= Instruction =
Using the data below, gather each line that includes the word "prompt".

= Extracted information =
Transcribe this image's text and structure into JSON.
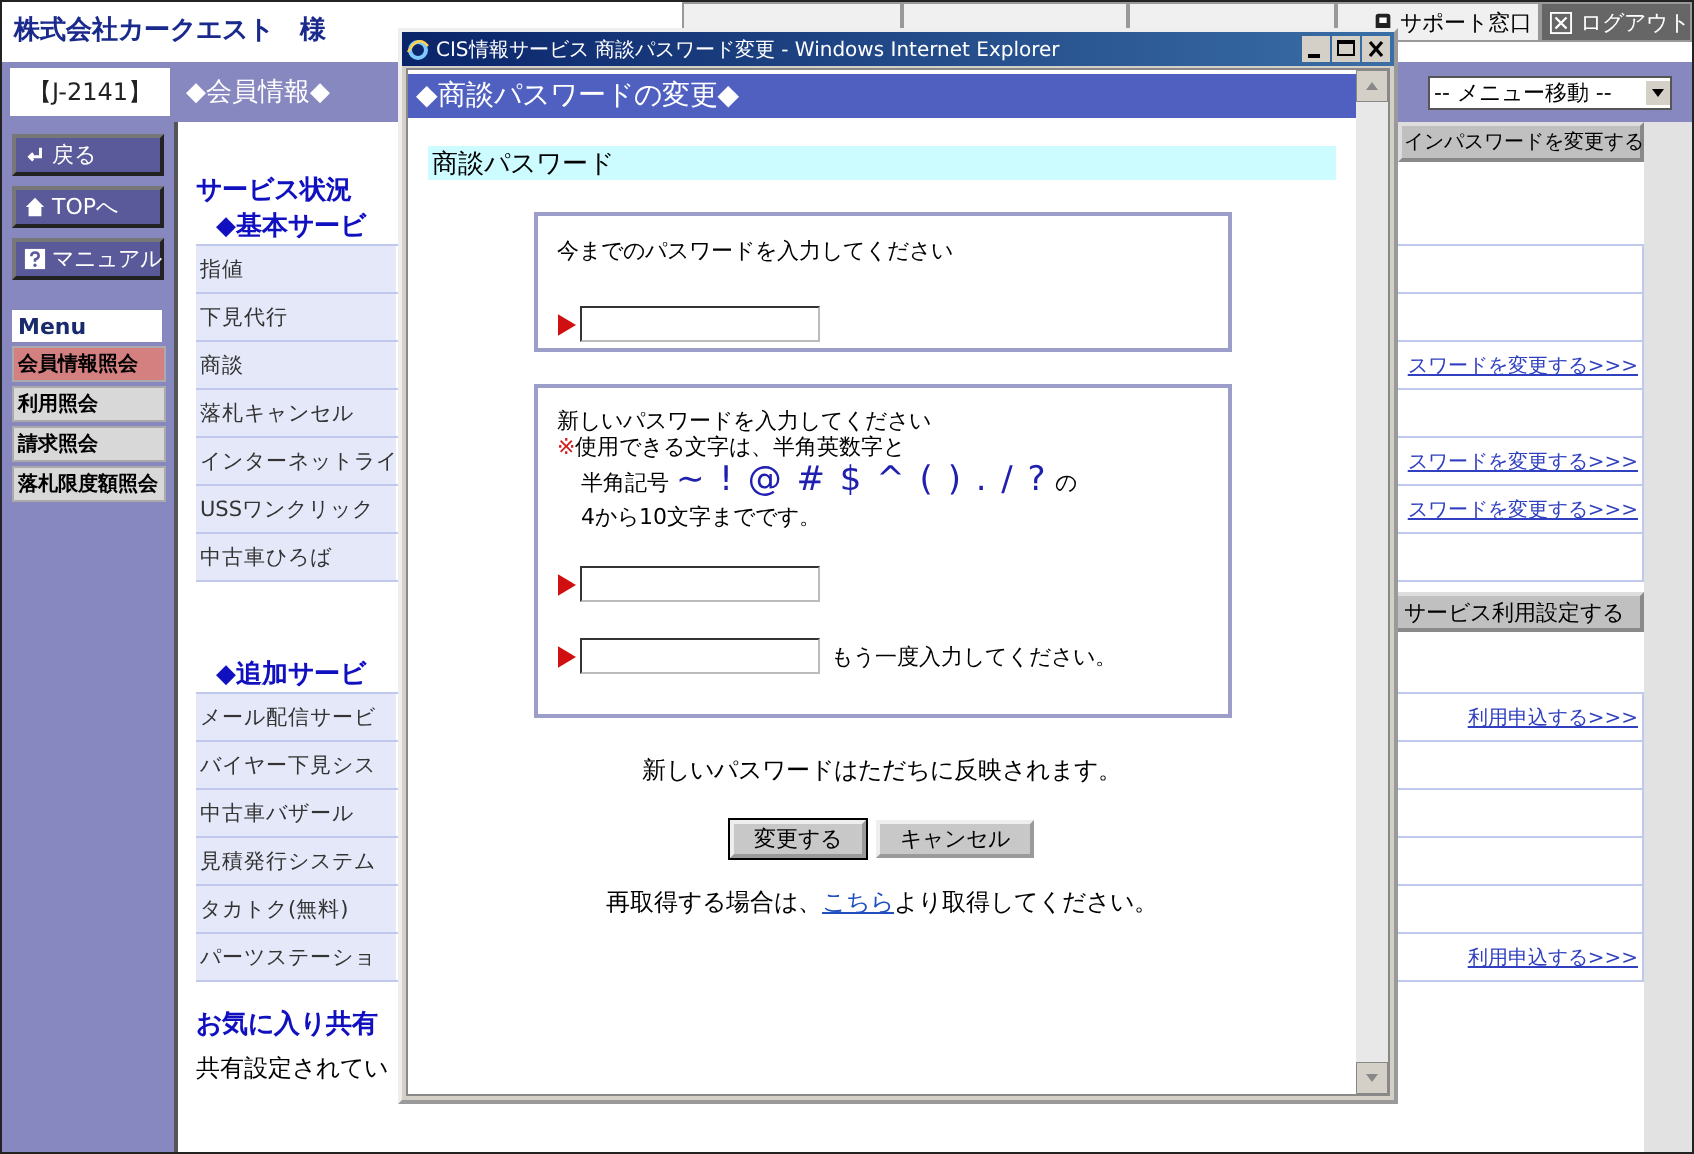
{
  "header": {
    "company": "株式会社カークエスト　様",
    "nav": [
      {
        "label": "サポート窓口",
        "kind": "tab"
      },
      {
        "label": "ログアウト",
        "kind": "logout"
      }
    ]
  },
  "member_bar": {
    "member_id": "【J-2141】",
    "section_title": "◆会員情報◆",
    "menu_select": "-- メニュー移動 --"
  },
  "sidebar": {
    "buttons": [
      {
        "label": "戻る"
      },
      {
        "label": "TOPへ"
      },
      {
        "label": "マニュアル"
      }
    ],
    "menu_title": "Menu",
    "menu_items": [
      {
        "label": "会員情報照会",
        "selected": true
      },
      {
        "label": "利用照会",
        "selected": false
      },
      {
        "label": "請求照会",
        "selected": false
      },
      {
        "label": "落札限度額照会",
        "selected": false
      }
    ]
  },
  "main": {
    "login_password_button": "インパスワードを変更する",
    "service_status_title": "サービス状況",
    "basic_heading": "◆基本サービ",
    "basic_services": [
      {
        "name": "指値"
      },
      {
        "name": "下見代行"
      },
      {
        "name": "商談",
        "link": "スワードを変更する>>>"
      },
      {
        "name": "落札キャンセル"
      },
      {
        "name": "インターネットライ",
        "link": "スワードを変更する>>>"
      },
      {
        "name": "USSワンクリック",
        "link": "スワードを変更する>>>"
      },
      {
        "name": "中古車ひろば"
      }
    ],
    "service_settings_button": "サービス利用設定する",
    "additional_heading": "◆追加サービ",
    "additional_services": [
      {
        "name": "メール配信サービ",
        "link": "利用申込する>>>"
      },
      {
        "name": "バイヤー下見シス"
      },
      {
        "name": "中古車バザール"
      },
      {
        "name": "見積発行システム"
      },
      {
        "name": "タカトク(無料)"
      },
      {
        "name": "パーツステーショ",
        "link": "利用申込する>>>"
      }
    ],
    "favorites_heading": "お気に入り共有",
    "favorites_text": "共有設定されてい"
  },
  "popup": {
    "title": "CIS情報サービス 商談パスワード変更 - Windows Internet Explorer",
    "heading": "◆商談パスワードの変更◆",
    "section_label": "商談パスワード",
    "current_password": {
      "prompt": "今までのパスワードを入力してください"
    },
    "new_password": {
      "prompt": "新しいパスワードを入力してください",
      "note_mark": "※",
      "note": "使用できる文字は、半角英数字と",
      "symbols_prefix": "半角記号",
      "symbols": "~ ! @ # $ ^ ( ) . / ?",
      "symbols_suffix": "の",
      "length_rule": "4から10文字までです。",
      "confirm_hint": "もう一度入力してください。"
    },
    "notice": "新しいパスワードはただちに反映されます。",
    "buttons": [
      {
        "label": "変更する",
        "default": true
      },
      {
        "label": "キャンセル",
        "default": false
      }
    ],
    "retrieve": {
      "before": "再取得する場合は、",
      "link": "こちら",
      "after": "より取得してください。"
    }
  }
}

= Result =
      "prompt": "今までのパスワードを入力してください"
      "prompt": "新しいパスワードを入力してください",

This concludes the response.